What is expected:
Every record here needs to be written out again exactly.

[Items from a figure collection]
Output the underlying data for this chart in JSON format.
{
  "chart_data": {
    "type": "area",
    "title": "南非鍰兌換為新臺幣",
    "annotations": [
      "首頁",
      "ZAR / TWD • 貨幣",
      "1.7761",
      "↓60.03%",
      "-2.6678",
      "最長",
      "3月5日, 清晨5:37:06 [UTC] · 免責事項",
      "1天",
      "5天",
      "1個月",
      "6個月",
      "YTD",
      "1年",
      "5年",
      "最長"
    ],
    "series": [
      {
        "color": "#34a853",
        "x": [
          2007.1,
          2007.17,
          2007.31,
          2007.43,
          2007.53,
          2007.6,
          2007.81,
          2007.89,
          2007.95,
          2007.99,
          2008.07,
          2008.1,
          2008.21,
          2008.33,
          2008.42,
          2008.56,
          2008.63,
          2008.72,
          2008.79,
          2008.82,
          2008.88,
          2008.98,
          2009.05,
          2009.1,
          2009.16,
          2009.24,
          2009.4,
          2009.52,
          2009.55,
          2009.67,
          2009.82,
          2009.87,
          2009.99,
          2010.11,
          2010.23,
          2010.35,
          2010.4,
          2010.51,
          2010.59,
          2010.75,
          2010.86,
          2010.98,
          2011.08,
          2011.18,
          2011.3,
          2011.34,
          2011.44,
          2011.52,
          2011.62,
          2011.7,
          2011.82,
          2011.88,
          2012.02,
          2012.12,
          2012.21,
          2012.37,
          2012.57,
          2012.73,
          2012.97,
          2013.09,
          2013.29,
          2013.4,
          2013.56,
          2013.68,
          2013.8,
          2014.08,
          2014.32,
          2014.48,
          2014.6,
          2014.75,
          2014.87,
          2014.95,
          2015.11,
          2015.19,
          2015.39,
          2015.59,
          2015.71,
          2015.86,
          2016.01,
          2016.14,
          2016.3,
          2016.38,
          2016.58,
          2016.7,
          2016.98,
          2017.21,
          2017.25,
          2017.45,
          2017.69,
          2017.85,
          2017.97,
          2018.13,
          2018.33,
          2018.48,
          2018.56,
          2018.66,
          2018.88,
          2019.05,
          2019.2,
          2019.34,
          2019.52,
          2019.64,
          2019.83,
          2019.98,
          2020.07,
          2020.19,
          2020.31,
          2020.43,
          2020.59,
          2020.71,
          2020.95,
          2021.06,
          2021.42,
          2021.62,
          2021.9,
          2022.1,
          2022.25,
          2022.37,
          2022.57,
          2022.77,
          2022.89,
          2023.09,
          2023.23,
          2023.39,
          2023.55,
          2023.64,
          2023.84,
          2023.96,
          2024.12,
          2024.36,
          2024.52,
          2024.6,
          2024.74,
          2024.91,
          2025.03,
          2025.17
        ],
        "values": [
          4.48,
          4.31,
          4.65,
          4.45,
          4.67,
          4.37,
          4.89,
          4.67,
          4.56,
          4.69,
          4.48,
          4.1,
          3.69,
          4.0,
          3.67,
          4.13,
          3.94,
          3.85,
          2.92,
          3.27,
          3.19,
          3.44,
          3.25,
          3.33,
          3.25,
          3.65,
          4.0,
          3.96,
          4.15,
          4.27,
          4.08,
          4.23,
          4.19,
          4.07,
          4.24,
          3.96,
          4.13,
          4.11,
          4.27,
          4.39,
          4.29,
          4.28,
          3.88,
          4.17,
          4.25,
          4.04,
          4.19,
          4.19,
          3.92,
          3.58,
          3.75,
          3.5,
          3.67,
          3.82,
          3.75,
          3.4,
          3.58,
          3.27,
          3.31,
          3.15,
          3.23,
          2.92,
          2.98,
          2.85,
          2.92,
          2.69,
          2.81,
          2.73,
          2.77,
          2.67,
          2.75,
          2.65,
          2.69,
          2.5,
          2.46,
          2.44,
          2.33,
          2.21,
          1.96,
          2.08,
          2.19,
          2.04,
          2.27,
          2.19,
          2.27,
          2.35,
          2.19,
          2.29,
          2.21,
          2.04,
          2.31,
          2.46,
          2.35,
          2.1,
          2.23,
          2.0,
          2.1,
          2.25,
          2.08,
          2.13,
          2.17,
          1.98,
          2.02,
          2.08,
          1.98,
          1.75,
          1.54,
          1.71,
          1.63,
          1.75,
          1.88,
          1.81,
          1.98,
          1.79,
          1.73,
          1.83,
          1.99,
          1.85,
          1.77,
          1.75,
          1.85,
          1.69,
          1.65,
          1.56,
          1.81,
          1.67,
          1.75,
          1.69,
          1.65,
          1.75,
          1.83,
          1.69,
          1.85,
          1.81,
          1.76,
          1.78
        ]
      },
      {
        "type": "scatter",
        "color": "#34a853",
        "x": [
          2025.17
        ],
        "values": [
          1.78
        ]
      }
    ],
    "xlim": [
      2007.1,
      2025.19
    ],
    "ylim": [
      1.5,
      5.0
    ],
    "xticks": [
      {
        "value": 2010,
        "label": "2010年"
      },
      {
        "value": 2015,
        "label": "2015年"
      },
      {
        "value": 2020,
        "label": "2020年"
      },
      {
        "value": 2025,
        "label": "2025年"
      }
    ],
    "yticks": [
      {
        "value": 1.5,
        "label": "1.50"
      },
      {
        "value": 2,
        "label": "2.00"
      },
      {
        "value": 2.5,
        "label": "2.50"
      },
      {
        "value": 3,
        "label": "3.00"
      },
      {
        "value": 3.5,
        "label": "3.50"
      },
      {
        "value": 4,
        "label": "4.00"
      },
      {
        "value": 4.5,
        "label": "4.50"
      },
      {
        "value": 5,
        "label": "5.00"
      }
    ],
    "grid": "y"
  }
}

Exercise response:
Output the underlying data for this chart in JSON format.
{
  "chart_data": {
    "type": "area",
    "title": "南非鍰兌換為新臺幣",
    "annotations": [
      "首頁",
      "ZAR / TWD • 貨幣",
      "1.7761",
      "↓60.03%",
      "-2.6678",
      "最長",
      "3月5日, 清晨5:37:06 [UTC] · 免責事項",
      "1天",
      "5天",
      "1個月",
      "6個月",
      "YTD",
      "1年",
      "5年",
      "最長"
    ],
    "series": [
      {
        "color": "#34a853",
        "x": [
          2007.1,
          2007.17,
          2007.31,
          2007.43,
          2007.53,
          2007.6,
          2007.81,
          2007.89,
          2007.95,
          2007.99,
          2008.07,
          2008.1,
          2008.21,
          2008.33,
          2008.42,
          2008.56,
          2008.63,
          2008.72,
          2008.79,
          2008.82,
          2008.88,
          2008.98,
          2009.05,
          2009.1,
          2009.16,
          2009.24,
          2009.4,
          2009.52,
          2009.55,
          2009.67,
          2009.82,
          2009.87,
          2009.99,
          2010.11,
          2010.23,
          2010.35,
          2010.4,
          2010.51,
          2010.59,
          2010.75,
          2010.86,
          2010.98,
          2011.08,
          2011.18,
          2011.3,
          2011.34,
          2011.44,
          2011.52,
          2011.62,
          2011.7,
          2011.82,
          2011.88,
          2012.02,
          2012.12,
          2012.21,
          2012.37,
          2012.57,
          2012.73,
          2012.97,
          2013.09,
          2013.29,
          2013.4,
          2013.56,
          2013.68,
          2013.8,
          2014.08,
          2014.32,
          2014.48,
          2014.6,
          2014.75,
          2014.87,
          2014.95,
          2015.11,
          2015.19,
          2015.39,
          2015.59,
          2015.71,
          2015.86,
          2016.01,
          2016.14,
          2016.3,
          2016.38,
          2016.58,
          2016.7,
          2016.98,
          2017.21,
          2017.25,
          2017.45,
          2017.69,
          2017.85,
          2017.97,
          2018.13,
          2018.33,
          2018.48,
          2018.56,
          2018.66,
          2018.88,
          2019.05,
          2019.2,
          2019.34,
          2019.52,
          2019.64,
          2019.83,
          2019.98,
          2020.07,
          2020.19,
          2020.31,
          2020.43,
          2020.59,
          2020.71,
          2020.95,
          2021.06,
          2021.42,
          2021.62,
          2021.9,
          2022.1,
          2022.25,
          2022.37,
          2022.57,
          2022.77,
          2022.89,
          2023.09,
          2023.23,
          2023.39,
          2023.55,
          2023.64,
          2023.84,
          2023.96,
          2024.12,
          2024.36,
          2024.52,
          2024.6,
          2024.74,
          2024.91,
          2025.03,
          2025.17
        ],
        "values": [
          4.48,
          4.31,
          4.65,
          4.45,
          4.67,
          4.37,
          4.89,
          4.67,
          4.56,
          4.69,
          4.48,
          4.1,
          3.69,
          4.0,
          3.67,
          4.13,
          3.94,
          3.85,
          2.92,
          3.27,
          3.19,
          3.44,
          3.25,
          3.33,
          3.25,
          3.65,
          4.0,
          3.96,
          4.15,
          4.27,
          4.08,
          4.23,
          4.19,
          4.07,
          4.24,
          3.96,
          4.13,
          4.11,
          4.27,
          4.39,
          4.29,
          4.28,
          3.88,
          4.17,
          4.25,
          4.04,
          4.19,
          4.19,
          3.92,
          3.58,
          3.75,
          3.5,
          3.67,
          3.82,
          3.75,
          3.4,
          3.58,
          3.27,
          3.31,
          3.15,
          3.23,
          2.92,
          2.98,
          2.85,
          2.92,
          2.69,
          2.81,
          2.73,
          2.77,
          2.67,
          2.75,
          2.65,
          2.69,
          2.5,
          2.46,
          2.44,
          2.33,
          2.21,
          1.96,
          2.08,
          2.19,
          2.04,
          2.27,
          2.19,
          2.27,
          2.35,
          2.19,
          2.29,
          2.21,
          2.04,
          2.31,
          2.46,
          2.35,
          2.1,
          2.23,
          2.0,
          2.1,
          2.25,
          2.08,
          2.13,
          2.17,
          1.98,
          2.02,
          2.08,
          1.98,
          1.75,
          1.54,
          1.71,
          1.63,
          1.75,
          1.88,
          1.81,
          1.98,
          1.79,
          1.73,
          1.83,
          1.99,
          1.85,
          1.77,
          1.75,
          1.85,
          1.69,
          1.65,
          1.56,
          1.81,
          1.67,
          1.75,
          1.69,
          1.65,
          1.75,
          1.83,
          1.69,
          1.85,
          1.81,
          1.76,
          1.78
        ]
      },
      {
        "type": "scatter",
        "color": "#34a853",
        "x": [
          2025.17
        ],
        "values": [
          1.78
        ]
      }
    ],
    "xlim": [
      2007.1,
      2025.19
    ],
    "ylim": [
      1.5,
      5.0
    ],
    "xticks": [
      {
        "value": 2010,
        "label": "2010年"
      },
      {
        "value": 2015,
        "label": "2015年"
      },
      {
        "value": 2020,
        "label": "2020年"
      },
      {
        "value": 2025,
        "label": "2025年"
      }
    ],
    "yticks": [
      {
        "value": 1.5,
        "label": "1.50"
      },
      {
        "value": 2,
        "label": "2.00"
      },
      {
        "value": 2.5,
        "label": "2.50"
      },
      {
        "value": 3,
        "label": "3.00"
      },
      {
        "value": 3.5,
        "label": "3.50"
      },
      {
        "value": 4,
        "label": "4.00"
      },
      {
        "value": 4.5,
        "label": "4.50"
      },
      {
        "value": 5,
        "label": "5.00"
      }
    ],
    "grid": "y"
  }
}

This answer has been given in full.